▸ Task instructions: Write every line of the material out exactly as shown.

▸ Provided records:
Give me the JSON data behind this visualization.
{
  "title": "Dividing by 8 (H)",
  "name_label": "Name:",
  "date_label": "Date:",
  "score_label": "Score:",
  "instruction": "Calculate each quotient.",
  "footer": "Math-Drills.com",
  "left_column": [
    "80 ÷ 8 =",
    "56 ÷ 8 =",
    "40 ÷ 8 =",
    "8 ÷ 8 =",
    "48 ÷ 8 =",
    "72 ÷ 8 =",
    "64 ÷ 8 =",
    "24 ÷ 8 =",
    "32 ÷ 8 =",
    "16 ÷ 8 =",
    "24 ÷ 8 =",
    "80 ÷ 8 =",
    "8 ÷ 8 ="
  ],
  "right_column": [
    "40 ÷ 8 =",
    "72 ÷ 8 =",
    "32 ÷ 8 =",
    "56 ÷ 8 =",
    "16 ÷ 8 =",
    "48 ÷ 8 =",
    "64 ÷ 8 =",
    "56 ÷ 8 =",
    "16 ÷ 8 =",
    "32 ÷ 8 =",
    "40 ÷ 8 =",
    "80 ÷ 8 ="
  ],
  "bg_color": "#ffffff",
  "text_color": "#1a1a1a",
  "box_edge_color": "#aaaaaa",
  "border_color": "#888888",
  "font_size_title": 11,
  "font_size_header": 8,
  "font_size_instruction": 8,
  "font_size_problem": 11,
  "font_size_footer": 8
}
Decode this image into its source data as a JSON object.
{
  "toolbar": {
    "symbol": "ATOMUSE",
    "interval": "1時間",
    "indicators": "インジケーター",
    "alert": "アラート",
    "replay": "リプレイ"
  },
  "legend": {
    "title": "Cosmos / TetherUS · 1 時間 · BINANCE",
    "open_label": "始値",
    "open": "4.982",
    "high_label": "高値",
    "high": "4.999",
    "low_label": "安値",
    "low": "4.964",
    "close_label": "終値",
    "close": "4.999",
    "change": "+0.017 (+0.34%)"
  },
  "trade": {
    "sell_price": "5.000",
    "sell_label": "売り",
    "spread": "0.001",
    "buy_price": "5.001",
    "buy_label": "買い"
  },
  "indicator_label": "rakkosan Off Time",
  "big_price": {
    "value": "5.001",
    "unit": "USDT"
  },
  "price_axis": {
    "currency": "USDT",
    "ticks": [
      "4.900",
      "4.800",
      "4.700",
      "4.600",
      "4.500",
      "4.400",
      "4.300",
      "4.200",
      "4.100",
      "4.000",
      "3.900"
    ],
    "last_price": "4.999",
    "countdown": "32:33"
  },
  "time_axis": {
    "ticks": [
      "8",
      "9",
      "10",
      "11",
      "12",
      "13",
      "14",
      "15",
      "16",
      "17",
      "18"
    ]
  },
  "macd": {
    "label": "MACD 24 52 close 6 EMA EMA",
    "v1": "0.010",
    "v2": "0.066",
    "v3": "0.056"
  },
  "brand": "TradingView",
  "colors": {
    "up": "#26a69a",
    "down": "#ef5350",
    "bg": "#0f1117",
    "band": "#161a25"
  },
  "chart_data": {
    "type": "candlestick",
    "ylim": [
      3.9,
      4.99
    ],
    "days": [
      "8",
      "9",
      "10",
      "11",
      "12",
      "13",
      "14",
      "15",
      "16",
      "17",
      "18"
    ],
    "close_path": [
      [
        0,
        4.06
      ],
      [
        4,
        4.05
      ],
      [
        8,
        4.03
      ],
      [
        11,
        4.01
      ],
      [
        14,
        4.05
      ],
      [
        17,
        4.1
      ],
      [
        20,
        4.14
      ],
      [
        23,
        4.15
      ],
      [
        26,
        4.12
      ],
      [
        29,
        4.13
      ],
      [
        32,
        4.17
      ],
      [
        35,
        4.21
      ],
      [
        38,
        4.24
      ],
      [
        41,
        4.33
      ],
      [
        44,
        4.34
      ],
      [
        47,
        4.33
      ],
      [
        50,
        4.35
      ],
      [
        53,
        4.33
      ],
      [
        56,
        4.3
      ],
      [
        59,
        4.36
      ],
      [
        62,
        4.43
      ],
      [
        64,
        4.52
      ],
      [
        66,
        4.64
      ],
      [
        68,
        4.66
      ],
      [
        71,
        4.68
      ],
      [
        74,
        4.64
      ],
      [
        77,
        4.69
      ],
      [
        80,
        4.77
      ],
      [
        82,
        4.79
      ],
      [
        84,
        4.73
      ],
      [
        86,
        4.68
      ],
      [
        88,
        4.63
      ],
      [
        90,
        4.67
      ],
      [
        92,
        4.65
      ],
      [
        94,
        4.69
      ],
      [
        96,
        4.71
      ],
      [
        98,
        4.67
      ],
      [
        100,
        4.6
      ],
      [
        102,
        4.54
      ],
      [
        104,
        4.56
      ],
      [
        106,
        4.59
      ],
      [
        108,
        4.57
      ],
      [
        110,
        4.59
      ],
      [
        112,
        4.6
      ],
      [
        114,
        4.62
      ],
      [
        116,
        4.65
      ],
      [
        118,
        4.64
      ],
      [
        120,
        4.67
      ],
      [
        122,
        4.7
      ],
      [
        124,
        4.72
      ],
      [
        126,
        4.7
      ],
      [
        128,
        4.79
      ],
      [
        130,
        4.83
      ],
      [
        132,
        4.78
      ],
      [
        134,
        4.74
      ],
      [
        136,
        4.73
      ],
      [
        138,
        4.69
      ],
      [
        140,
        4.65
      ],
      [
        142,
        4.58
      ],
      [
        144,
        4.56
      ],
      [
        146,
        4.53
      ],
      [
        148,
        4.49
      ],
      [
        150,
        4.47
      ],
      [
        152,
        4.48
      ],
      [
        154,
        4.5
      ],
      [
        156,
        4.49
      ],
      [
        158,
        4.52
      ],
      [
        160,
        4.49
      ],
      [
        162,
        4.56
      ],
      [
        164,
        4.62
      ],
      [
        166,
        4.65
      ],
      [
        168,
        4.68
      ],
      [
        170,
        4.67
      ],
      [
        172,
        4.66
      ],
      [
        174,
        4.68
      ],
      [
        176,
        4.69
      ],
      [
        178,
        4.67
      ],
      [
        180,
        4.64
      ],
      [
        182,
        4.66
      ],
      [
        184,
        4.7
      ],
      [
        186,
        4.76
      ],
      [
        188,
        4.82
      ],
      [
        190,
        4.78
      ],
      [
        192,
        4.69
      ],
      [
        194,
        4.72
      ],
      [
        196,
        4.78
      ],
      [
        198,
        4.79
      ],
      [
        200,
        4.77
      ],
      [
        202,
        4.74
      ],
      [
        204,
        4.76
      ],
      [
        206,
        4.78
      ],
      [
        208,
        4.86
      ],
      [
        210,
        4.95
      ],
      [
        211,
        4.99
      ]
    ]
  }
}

▸ Response for this exercise:
Give me the JSON data behind this visualization.
{
  "title": "Dividing by 8 (H)",
  "name_label": "Name:",
  "date_label": "Date:",
  "score_label": "Score:",
  "instruction": "Calculate each quotient.",
  "footer": "Math-Drills.com",
  "left_column": [
    "80 ÷ 8 =",
    "56 ÷ 8 =",
    "40 ÷ 8 =",
    "8 ÷ 8 =",
    "48 ÷ 8 =",
    "72 ÷ 8 =",
    "64 ÷ 8 =",
    "24 ÷ 8 =",
    "32 ÷ 8 =",
    "16 ÷ 8 =",
    "24 ÷ 8 =",
    "80 ÷ 8 =",
    "8 ÷ 8 ="
  ],
  "right_column": [
    "40 ÷ 8 =",
    "72 ÷ 8 =",
    "32 ÷ 8 =",
    "56 ÷ 8 =",
    "16 ÷ 8 =",
    "48 ÷ 8 =",
    "64 ÷ 8 =",
    "56 ÷ 8 =",
    "16 ÷ 8 =",
    "32 ÷ 8 =",
    "40 ÷ 8 =",
    "80 ÷ 8 ="
  ],
  "bg_color": "#ffffff",
  "text_color": "#1a1a1a",
  "box_edge_color": "#aaaaaa",
  "border_color": "#888888",
  "font_size_title": 11,
  "font_size_header": 8,
  "font_size_instruction": 8,
  "font_size_problem": 11,
  "font_size_footer": 8
}
Decode this image into its source data as a JSON object.
{
  "toolbar": {
    "symbol": "ATOMUSE",
    "interval": "1時間",
    "indicators": "インジケーター",
    "alert": "アラート",
    "replay": "リプレイ"
  },
  "legend": {
    "title": "Cosmos / TetherUS · 1 時間 · BINANCE",
    "open_label": "始値",
    "open": "4.982",
    "high_label": "高値",
    "high": "4.999",
    "low_label": "安値",
    "low": "4.964",
    "close_label": "終値",
    "close": "4.999",
    "change": "+0.017 (+0.34%)"
  },
  "trade": {
    "sell_price": "5.000",
    "sell_label": "売り",
    "spread": "0.001",
    "buy_price": "5.001",
    "buy_label": "買い"
  },
  "indicator_label": "rakkosan Off Time",
  "big_price": {
    "value": "5.001",
    "unit": "USDT"
  },
  "price_axis": {
    "currency": "USDT",
    "ticks": [
      "4.900",
      "4.800",
      "4.700",
      "4.600",
      "4.500",
      "4.400",
      "4.300",
      "4.200",
      "4.100",
      "4.000",
      "3.900"
    ],
    "last_price": "4.999",
    "countdown": "32:33"
  },
  "time_axis": {
    "ticks": [
      "8",
      "9",
      "10",
      "11",
      "12",
      "13",
      "14",
      "15",
      "16",
      "17",
      "18"
    ]
  },
  "macd": {
    "label": "MACD 24 52 close 6 EMA EMA",
    "v1": "0.010",
    "v2": "0.066",
    "v3": "0.056"
  },
  "brand": "TradingView",
  "colors": {
    "up": "#26a69a",
    "down": "#ef5350",
    "bg": "#0f1117",
    "band": "#161a25"
  },
  "chart_data": {
    "type": "candlestick",
    "ylim": [
      3.9,
      4.99
    ],
    "days": [
      "8",
      "9",
      "10",
      "11",
      "12",
      "13",
      "14",
      "15",
      "16",
      "17",
      "18"
    ],
    "close_path": [
      [
        0,
        4.06
      ],
      [
        4,
        4.05
      ],
      [
        8,
        4.03
      ],
      [
        11,
        4.01
      ],
      [
        14,
        4.05
      ],
      [
        17,
        4.1
      ],
      [
        20,
        4.14
      ],
      [
        23,
        4.15
      ],
      [
        26,
        4.12
      ],
      [
        29,
        4.13
      ],
      [
        32,
        4.17
      ],
      [
        35,
        4.21
      ],
      [
        38,
        4.24
      ],
      [
        41,
        4.33
      ],
      [
        44,
        4.34
      ],
      [
        47,
        4.33
      ],
      [
        50,
        4.35
      ],
      [
        53,
        4.33
      ],
      [
        56,
        4.3
      ],
      [
        59,
        4.36
      ],
      [
        62,
        4.43
      ],
      [
        64,
        4.52
      ],
      [
        66,
        4.64
      ],
      [
        68,
        4.66
      ],
      [
        71,
        4.68
      ],
      [
        74,
        4.64
      ],
      [
        77,
        4.69
      ],
      [
        80,
        4.77
      ],
      [
        82,
        4.79
      ],
      [
        84,
        4.73
      ],
      [
        86,
        4.68
      ],
      [
        88,
        4.63
      ],
      [
        90,
        4.67
      ],
      [
        92,
        4.65
      ],
      [
        94,
        4.69
      ],
      [
        96,
        4.71
      ],
      [
        98,
        4.67
      ],
      [
        100,
        4.6
      ],
      [
        102,
        4.54
      ],
      [
        104,
        4.56
      ],
      [
        106,
        4.59
      ],
      [
        108,
        4.57
      ],
      [
        110,
        4.59
      ],
      [
        112,
        4.6
      ],
      [
        114,
        4.62
      ],
      [
        116,
        4.65
      ],
      [
        118,
        4.64
      ],
      [
        120,
        4.67
      ],
      [
        122,
        4.7
      ],
      [
        124,
        4.72
      ],
      [
        126,
        4.7
      ],
      [
        128,
        4.79
      ],
      [
        130,
        4.83
      ],
      [
        132,
        4.78
      ],
      [
        134,
        4.74
      ],
      [
        136,
        4.73
      ],
      [
        138,
        4.69
      ],
      [
        140,
        4.65
      ],
      [
        142,
        4.58
      ],
      [
        144,
        4.56
      ],
      [
        146,
        4.53
      ],
      [
        148,
        4.49
      ],
      [
        150,
        4.47
      ],
      [
        152,
        4.48
      ],
      [
        154,
        4.5
      ],
      [
        156,
        4.49
      ],
      [
        158,
        4.52
      ],
      [
        160,
        4.49
      ],
      [
        162,
        4.56
      ],
      [
        164,
        4.62
      ],
      [
        166,
        4.65
      ],
      [
        168,
        4.68
      ],
      [
        170,
        4.67
      ],
      [
        172,
        4.66
      ],
      [
        174,
        4.68
      ],
      [
        176,
        4.69
      ],
      [
        178,
        4.67
      ],
      [
        180,
        4.64
      ],
      [
        182,
        4.66
      ],
      [
        184,
        4.7
      ],
      [
        186,
        4.76
      ],
      [
        188,
        4.82
      ],
      [
        190,
        4.78
      ],
      [
        192,
        4.69
      ],
      [
        194,
        4.72
      ],
      [
        196,
        4.78
      ],
      [
        198,
        4.79
      ],
      [
        200,
        4.77
      ],
      [
        202,
        4.74
      ],
      [
        204,
        4.76
      ],
      [
        206,
        4.78
      ],
      [
        208,
        4.86
      ],
      [
        210,
        4.95
      ],
      [
        211,
        4.99
      ]
    ]
  }
}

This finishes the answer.